YOUR INSTRUCTIONS: In the material below, identify each line bearing the word "Podstawa". Reproduce those lines.
++++ RECORDS TO PROCESS ++++
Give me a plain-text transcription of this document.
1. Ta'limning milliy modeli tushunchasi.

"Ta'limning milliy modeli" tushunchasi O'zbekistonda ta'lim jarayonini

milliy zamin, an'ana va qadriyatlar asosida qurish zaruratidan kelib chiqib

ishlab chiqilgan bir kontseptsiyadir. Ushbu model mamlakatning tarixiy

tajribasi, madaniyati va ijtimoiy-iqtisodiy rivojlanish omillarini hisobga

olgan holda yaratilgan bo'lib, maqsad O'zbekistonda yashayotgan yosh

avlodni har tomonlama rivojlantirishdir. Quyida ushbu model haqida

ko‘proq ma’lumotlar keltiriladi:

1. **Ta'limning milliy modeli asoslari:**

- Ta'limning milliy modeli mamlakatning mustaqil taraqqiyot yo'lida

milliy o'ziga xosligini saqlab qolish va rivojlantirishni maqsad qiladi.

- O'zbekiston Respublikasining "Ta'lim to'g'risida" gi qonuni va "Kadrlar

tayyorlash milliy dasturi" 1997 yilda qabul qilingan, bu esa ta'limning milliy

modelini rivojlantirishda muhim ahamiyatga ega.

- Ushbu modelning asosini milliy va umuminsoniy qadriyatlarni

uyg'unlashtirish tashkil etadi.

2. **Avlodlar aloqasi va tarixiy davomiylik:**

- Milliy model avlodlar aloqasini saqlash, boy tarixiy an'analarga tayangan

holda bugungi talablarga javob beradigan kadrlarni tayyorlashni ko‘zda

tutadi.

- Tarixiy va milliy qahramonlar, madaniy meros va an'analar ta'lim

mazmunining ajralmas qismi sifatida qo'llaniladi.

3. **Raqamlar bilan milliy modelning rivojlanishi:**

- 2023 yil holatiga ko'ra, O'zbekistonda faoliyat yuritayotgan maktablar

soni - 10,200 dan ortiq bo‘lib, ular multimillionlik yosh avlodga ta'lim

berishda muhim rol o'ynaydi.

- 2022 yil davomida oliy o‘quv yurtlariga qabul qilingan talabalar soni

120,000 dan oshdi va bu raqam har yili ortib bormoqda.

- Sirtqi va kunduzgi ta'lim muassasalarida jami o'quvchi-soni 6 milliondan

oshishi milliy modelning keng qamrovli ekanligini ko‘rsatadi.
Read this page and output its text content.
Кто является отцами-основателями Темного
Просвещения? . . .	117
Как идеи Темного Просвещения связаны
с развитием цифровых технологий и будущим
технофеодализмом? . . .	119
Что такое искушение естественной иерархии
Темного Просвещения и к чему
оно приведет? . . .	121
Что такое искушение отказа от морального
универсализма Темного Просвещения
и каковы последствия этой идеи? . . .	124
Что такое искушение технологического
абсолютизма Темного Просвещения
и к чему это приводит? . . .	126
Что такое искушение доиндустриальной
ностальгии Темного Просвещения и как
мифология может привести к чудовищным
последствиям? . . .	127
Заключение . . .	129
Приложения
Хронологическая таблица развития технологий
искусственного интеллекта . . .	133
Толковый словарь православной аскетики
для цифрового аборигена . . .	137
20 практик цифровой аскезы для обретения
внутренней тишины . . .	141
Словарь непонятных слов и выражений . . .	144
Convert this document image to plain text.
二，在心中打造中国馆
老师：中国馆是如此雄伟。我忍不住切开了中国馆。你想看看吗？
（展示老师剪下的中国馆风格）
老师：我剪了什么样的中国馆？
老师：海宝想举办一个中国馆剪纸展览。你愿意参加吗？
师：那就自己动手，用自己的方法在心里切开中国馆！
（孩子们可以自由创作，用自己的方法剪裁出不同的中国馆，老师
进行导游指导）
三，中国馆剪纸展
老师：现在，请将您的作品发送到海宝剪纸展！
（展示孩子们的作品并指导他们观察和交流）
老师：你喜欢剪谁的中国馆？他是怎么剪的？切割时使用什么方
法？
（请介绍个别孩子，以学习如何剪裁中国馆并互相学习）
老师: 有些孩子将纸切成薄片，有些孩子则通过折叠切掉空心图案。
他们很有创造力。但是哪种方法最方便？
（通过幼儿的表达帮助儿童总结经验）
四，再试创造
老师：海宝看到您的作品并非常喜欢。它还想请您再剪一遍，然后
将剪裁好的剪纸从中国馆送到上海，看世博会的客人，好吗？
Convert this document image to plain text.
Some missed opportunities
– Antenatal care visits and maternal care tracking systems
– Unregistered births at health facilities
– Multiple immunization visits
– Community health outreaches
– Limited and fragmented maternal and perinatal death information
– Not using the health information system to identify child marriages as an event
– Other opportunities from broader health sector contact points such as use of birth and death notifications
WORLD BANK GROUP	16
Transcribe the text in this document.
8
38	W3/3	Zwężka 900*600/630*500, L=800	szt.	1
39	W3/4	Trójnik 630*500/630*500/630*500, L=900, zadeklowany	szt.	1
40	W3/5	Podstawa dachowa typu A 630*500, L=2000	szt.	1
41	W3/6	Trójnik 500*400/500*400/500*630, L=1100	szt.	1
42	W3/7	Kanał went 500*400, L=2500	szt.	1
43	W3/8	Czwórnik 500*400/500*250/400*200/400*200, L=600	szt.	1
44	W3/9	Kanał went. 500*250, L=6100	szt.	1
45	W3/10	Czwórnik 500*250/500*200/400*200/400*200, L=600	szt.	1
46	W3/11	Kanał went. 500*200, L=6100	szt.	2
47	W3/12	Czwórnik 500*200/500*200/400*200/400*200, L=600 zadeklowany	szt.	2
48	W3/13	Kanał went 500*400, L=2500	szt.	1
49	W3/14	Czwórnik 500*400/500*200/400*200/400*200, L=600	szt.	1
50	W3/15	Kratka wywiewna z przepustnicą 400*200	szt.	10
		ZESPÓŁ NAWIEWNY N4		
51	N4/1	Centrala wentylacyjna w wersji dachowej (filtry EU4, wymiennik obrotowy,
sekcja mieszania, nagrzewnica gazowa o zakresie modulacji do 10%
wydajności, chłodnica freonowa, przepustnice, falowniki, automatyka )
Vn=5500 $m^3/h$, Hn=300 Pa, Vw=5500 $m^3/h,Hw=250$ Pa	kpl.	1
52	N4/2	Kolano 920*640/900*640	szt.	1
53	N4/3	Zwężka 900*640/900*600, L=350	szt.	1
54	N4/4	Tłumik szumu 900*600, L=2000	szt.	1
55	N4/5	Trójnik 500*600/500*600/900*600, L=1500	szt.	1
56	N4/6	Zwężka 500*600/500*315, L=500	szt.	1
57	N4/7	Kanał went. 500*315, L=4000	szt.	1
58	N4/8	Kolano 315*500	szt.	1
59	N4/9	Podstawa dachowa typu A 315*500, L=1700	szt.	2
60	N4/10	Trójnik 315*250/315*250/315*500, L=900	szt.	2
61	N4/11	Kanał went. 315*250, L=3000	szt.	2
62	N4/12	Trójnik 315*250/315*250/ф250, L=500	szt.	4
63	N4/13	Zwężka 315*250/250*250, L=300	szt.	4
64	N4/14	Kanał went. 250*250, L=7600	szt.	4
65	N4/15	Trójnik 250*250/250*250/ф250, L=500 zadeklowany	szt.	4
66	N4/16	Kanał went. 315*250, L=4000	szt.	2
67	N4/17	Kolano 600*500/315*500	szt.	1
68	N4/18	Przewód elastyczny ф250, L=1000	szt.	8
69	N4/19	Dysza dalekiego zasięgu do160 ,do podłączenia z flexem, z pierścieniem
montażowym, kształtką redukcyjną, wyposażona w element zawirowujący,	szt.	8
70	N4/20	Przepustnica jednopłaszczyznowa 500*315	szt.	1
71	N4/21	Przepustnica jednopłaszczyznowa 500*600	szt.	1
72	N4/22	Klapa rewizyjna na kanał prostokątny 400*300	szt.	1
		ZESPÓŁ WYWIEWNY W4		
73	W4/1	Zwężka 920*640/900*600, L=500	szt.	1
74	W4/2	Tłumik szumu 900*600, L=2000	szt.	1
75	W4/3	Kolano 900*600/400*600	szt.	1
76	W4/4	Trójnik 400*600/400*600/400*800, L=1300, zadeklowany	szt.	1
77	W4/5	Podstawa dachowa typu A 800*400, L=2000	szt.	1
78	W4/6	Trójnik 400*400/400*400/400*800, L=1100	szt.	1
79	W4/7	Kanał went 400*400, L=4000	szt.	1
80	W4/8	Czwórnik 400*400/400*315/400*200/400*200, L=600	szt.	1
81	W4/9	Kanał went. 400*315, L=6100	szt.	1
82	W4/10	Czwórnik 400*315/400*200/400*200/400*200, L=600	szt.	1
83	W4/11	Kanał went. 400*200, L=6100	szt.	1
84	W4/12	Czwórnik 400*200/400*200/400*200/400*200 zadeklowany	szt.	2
++++
THE COMPLETED TASK:
40	W3/5	Podstawa dachowa typu A 630*500, L=2000	szt.	1
59	N4/9	Podstawa dachowa typu A 315*500, L=1700	szt.	2
77	W4/5	Podstawa dachowa typu A 800*400, L=2000	szt.	1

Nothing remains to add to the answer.